### [AIM]
All records should be reproduced verbatim.

### [SOURCE MATERIAL]
▽
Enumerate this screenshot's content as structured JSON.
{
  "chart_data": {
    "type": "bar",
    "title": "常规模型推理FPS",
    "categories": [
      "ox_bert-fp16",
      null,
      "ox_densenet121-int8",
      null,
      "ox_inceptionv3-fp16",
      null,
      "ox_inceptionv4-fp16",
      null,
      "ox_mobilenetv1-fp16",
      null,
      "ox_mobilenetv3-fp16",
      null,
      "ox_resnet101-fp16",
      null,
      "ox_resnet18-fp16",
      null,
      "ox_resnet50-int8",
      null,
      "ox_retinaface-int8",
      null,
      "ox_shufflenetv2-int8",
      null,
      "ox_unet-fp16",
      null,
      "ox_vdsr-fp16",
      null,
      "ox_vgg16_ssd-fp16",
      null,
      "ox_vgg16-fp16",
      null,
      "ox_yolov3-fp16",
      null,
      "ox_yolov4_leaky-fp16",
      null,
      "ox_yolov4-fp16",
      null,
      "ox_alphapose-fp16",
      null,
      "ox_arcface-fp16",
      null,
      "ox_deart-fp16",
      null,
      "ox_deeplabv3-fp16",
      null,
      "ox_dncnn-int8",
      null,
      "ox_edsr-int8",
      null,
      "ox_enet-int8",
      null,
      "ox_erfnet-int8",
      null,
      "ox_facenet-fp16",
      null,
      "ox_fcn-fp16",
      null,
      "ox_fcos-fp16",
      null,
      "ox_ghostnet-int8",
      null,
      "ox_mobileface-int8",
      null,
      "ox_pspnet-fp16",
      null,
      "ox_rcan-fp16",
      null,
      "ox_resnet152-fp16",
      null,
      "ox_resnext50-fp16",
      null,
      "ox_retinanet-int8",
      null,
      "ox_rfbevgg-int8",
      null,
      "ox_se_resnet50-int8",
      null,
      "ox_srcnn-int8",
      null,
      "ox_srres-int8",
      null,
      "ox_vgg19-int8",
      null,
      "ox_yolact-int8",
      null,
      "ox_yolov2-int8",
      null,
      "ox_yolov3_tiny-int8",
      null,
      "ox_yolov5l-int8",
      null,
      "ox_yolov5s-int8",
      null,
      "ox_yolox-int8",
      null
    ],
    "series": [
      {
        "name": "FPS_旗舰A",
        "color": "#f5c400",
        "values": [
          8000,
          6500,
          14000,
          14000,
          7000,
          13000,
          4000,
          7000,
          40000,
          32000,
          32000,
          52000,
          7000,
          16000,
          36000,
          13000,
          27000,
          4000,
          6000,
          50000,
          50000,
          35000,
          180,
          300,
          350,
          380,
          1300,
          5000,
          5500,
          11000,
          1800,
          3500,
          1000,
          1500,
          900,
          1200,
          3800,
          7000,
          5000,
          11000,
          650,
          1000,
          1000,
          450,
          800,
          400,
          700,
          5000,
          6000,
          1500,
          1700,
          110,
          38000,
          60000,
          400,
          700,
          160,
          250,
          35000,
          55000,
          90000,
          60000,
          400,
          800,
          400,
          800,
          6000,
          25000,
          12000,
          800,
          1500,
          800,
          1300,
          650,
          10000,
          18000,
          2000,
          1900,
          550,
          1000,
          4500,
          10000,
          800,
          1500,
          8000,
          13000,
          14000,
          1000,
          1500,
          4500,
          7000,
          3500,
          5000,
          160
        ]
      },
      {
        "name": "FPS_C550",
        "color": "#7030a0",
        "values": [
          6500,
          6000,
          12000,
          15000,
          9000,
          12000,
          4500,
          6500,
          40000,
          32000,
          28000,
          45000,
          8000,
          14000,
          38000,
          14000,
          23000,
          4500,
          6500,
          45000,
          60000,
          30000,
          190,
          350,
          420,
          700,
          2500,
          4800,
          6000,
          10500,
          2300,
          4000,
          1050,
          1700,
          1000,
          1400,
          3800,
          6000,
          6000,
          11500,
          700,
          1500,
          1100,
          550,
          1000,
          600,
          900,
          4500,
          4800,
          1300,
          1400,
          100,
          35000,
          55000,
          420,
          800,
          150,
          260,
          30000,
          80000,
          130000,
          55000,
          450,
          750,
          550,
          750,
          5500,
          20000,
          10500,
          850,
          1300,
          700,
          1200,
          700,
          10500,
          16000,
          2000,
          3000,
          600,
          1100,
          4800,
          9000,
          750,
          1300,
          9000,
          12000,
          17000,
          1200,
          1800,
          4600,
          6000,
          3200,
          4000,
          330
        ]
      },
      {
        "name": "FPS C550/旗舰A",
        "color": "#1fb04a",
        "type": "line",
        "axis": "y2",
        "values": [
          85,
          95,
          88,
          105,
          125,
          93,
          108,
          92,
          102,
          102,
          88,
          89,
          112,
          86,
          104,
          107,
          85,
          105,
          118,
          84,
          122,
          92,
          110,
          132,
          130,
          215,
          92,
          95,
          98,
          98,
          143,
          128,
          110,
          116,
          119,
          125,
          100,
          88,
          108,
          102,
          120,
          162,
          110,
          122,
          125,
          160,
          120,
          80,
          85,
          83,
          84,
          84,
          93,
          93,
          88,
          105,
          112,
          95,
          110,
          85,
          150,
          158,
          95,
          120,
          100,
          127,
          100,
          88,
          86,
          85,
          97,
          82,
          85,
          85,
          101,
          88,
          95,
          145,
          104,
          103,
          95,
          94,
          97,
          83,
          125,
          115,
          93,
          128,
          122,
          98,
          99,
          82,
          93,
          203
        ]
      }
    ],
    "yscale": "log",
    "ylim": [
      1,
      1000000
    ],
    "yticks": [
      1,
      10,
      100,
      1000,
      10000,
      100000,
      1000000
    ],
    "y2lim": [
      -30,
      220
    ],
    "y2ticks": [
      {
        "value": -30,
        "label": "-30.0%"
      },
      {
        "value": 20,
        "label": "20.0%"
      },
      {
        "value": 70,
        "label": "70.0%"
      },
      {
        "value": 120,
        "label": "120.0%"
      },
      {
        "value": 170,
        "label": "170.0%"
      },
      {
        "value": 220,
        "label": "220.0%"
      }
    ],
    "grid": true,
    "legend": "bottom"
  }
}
△
### [EXERCISE ANSWER]
Enumerate this screenshot's content as structured JSON.
{
  "chart_data": {
    "type": "bar",
    "title": "常规模型推理FPS",
    "categories": [
      "ox_bert-fp16",
      null,
      "ox_densenet121-int8",
      null,
      "ox_inceptionv3-fp16",
      null,
      "ox_inceptionv4-fp16",
      null,
      "ox_mobilenetv1-fp16",
      null,
      "ox_mobilenetv3-fp16",
      null,
      "ox_resnet101-fp16",
      null,
      "ox_resnet18-fp16",
      null,
      "ox_resnet50-int8",
      null,
      "ox_retinaface-int8",
      null,
      "ox_shufflenetv2-int8",
      null,
      "ox_unet-fp16",
      null,
      "ox_vdsr-fp16",
      null,
      "ox_vgg16_ssd-fp16",
      null,
      "ox_vgg16-fp16",
      null,
      "ox_yolov3-fp16",
      null,
      "ox_yolov4_leaky-fp16",
      null,
      "ox_yolov4-fp16",
      null,
      "ox_alphapose-fp16",
      null,
      "ox_arcface-fp16",
      null,
      "ox_deart-fp16",
      null,
      "ox_deeplabv3-fp16",
      null,
      "ox_dncnn-int8",
      null,
      "ox_edsr-int8",
      null,
      "ox_enet-int8",
      null,
      "ox_erfnet-int8",
      null,
      "ox_facenet-fp16",
      null,
      "ox_fcn-fp16",
      null,
      "ox_fcos-fp16",
      null,
      "ox_ghostnet-int8",
      null,
      "ox_mobileface-int8",
      null,
      "ox_pspnet-fp16",
      null,
      "ox_rcan-fp16",
      null,
      "ox_resnet152-fp16",
      null,
      "ox_resnext50-fp16",
      null,
      "ox_retinanet-int8",
      null,
      "ox_rfbevgg-int8",
      null,
      "ox_se_resnet50-int8",
      null,
      "ox_srcnn-int8",
      null,
      "ox_srres-int8",
      null,
      "ox_vgg19-int8",
      null,
      "ox_yolact-int8",
      null,
      "ox_yolov2-int8",
      null,
      "ox_yolov3_tiny-int8",
      null,
      "ox_yolov5l-int8",
      null,
      "ox_yolov5s-int8",
      null,
      "ox_yolox-int8",
      null
    ],
    "series": [
      {
        "name": "FPS_旗舰A",
        "color": "#f5c400",
        "values": [
          8000,
          6500,
          14000,
          14000,
          7000,
          13000,
          4000,
          7000,
          40000,
          32000,
          32000,
          52000,
          7000,
          16000,
          36000,
          13000,
          27000,
          4000,
          6000,
          50000,
          50000,
          35000,
          180,
          300,
          350,
          380,
          1300,
          5000,
          5500,
          11000,
          1800,
          3500,
          1000,
          1500,
          900,
          1200,
          3800,
          7000,
          5000,
          11000,
          650,
          1000,
          1000,
          450,
          800,
          400,
          700,
          5000,
          6000,
          1500,
          1700,
          110,
          38000,
          60000,
          400,
          700,
          160,
          250,
          35000,
          55000,
          90000,
          60000,
          400,
          800,
          400,
          800,
          6000,
          25000,
          12000,
          800,
          1500,
          800,
          1300,
          650,
          10000,
          18000,
          2000,
          1900,
          550,
          1000,
          4500,
          10000,
          800,
          1500,
          8000,
          13000,
          14000,
          1000,
          1500,
          4500,
          7000,
          3500,
          5000,
          160
        ]
      },
      {
        "name": "FPS_C550",
        "color": "#7030a0",
        "values": [
          6500,
          6000,
          12000,
          15000,
          9000,
          12000,
          4500,
          6500,
          40000,
          32000,
          28000,
          45000,
          8000,
          14000,
          38000,
          14000,
          23000,
          4500,
          6500,
          45000,
          60000,
          30000,
          190,
          350,
          420,
          700,
          2500,
          4800,
          6000,
          10500,
          2300,
          4000,
          1050,
          1700,
          1000,
          1400,
          3800,
          6000,
          6000,
          11500,
          700,
          1500,
          1100,
          550,
          1000,
          600,
          900,
          4500,
          4800,
          1300,
          1400,
          100,
          35000,
          55000,
          420,
          800,
          150,
          260,
          30000,
          80000,
          130000,
          55000,
          450,
          750,
          550,
          750,
          5500,
          20000,
          10500,
          850,
          1300,
          700,
          1200,
          700,
          10500,
          16000,
          2000,
          3000,
          600,
          1100,
          4800,
          9000,
          750,
          1300,
          9000,
          12000,
          17000,
          1200,
          1800,
          4600,
          6000,
          3200,
          4000,
          330
        ]
      },
      {
        "name": "FPS C550/旗舰A",
        "color": "#1fb04a",
        "type": "line",
        "axis": "y2",
        "values": [
          85,
          95,
          88,
          105,
          125,
          93,
          108,
          92,
          102,
          102,
          88,
          89,
          112,
          86,
          104,
          107,
          85,
          105,
          118,
          84,
          122,
          92,
          110,
          132,
          130,
          215,
          92,
          95,
          98,
          98,
          143,
          128,
          110,
          116,
          119,
          125,
          100,
          88,
          108,
          102,
          120,
          162,
          110,
          122,
          125,
          160,
          120,
          80,
          85,
          83,
          84,
          84,
          93,
          93,
          88,
          105,
          112,
          95,
          110,
          85,
          150,
          158,
          95,
          120,
          100,
          127,
          100,
          88,
          86,
          85,
          97,
          82,
          85,
          85,
          101,
          88,
          95,
          145,
          104,
          103,
          95,
          94,
          97,
          83,
          125,
          115,
          93,
          128,
          122,
          98,
          99,
          82,
          93,
          203
        ]
      }
    ],
    "yscale": "log",
    "ylim": [
      1,
      1000000
    ],
    "yticks": [
      1,
      10,
      100,
      1000,
      10000,
      100000,
      1000000
    ],
    "y2lim": [
      -30,
      220
    ],
    "y2ticks": [
      {
        "value": -30,
        "label": "-30.0%"
      },
      {
        "value": 20,
        "label": "20.0%"
      },
      {
        "value": 70,
        "label": "70.0%"
      },
      {
        "value": 120,
        "label": "120.0%"
      },
      {
        "value": 170,
        "label": "170.0%"
      },
      {
        "value": 220,
        "label": "220.0%"
      }
    ],
    "grid": true,
    "legend": "bottom"
  }
}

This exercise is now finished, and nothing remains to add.